─── Record set

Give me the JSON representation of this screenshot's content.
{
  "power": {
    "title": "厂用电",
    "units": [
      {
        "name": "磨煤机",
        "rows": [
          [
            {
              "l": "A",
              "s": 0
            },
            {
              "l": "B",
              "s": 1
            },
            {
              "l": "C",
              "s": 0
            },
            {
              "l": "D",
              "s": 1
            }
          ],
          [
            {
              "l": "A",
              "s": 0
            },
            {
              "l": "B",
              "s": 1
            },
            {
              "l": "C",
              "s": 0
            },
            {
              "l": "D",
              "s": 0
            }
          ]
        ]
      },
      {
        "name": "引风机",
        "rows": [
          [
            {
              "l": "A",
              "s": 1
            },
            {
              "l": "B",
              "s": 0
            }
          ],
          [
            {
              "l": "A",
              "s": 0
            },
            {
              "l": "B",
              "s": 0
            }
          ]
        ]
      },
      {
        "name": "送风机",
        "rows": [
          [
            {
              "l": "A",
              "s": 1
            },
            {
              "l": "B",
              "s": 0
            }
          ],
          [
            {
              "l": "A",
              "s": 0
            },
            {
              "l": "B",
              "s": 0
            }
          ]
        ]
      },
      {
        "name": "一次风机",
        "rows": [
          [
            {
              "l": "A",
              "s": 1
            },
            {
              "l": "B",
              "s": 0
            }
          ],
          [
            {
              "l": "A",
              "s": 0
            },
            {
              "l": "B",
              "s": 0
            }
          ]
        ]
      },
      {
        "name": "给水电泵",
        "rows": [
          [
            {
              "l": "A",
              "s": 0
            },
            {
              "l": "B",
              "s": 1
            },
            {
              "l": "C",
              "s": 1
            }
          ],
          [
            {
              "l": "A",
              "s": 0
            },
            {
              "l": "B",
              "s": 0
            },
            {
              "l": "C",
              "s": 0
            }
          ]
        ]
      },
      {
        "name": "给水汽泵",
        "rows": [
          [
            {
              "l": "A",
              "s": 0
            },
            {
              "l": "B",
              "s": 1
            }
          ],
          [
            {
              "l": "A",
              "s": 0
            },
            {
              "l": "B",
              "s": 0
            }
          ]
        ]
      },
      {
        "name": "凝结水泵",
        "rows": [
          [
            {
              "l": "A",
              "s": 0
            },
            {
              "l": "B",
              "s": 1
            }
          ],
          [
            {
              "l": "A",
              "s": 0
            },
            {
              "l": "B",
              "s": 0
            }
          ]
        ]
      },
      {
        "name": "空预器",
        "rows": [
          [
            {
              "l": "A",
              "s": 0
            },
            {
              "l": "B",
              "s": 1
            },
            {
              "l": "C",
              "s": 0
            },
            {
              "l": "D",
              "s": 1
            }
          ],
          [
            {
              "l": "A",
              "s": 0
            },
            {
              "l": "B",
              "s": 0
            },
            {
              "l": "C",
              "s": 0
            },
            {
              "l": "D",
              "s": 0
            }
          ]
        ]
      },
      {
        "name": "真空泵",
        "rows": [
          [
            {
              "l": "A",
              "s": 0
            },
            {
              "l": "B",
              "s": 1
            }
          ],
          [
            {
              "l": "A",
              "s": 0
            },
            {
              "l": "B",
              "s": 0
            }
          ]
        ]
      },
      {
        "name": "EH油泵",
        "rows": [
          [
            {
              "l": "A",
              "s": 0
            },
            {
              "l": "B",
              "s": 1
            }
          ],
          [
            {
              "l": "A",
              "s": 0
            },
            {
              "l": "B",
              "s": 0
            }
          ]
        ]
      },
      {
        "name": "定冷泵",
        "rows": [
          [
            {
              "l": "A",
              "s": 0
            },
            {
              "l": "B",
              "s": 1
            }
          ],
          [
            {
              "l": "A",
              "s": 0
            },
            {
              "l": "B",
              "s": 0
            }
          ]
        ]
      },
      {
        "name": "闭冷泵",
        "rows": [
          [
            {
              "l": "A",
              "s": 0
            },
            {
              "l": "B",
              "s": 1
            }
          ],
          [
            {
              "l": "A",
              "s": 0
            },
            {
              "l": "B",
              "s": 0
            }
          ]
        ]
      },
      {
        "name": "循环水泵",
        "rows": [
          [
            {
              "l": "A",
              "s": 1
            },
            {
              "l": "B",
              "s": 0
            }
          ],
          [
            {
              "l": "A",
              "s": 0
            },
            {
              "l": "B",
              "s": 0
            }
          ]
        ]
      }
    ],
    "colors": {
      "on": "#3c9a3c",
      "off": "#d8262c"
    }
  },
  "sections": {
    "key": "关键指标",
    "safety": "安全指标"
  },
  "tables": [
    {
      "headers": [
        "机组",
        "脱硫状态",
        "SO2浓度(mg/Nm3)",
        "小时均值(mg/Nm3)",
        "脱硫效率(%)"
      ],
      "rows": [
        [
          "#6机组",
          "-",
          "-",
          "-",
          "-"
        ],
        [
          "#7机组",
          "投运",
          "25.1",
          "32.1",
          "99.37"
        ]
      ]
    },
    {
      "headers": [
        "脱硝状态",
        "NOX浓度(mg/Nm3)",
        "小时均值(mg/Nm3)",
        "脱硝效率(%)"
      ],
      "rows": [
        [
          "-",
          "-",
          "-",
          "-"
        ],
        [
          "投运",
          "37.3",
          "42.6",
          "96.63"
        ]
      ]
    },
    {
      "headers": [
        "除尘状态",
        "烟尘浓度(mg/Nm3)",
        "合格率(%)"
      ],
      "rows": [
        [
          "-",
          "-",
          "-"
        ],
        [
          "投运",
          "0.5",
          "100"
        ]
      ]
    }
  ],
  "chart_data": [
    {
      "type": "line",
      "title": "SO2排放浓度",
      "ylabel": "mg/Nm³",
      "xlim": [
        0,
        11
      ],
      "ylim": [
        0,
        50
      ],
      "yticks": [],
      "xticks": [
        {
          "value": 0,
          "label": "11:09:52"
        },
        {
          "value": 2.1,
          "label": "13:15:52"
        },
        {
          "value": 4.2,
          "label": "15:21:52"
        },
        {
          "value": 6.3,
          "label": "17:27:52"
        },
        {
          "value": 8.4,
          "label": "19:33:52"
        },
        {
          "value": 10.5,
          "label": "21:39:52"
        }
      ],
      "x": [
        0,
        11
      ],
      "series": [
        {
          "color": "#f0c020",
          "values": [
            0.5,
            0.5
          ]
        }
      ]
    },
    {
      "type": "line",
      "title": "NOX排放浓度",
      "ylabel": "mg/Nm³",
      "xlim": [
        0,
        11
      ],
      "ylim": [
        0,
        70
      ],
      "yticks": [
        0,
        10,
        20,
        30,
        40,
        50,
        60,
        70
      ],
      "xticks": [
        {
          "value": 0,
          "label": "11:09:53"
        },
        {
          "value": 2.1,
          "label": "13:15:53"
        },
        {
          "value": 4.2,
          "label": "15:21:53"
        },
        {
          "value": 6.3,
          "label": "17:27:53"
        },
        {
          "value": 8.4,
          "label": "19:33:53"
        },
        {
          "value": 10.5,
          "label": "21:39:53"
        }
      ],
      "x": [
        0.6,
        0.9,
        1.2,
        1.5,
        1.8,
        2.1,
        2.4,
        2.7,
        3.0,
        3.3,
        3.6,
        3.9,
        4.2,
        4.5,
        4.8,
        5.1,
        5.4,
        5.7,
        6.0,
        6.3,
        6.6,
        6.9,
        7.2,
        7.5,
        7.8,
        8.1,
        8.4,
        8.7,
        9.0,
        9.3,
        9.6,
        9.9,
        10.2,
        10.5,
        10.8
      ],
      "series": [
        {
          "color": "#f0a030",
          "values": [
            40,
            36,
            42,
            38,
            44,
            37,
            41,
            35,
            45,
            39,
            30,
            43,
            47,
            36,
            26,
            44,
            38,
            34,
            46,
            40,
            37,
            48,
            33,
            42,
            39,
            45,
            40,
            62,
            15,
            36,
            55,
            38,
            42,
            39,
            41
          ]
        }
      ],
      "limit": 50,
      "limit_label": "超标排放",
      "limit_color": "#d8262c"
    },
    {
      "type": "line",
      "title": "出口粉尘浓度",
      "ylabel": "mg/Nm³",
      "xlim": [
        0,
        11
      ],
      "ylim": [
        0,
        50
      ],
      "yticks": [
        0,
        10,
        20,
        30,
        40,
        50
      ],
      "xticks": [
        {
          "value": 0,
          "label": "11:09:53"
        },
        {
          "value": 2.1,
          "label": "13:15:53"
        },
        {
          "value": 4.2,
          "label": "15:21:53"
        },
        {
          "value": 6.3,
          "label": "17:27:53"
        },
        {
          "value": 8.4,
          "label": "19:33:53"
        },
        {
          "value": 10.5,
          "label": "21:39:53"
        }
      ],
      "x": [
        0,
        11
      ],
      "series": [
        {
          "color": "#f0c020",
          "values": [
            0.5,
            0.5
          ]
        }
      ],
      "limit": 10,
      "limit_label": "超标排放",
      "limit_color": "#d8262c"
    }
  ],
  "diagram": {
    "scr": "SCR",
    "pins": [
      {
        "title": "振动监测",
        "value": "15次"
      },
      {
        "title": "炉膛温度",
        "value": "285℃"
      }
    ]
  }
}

──────

-- What is expected --
Using the material above, gather every line that includes "title".

-- Response to this exercise --
    "title": "厂用电",
      "title": "SO2排放浓度",
      "title": "NOX排放浓度",
      "title": "出口粉尘浓度",
        "title": "振动监测",
        "title": "炉膛温度",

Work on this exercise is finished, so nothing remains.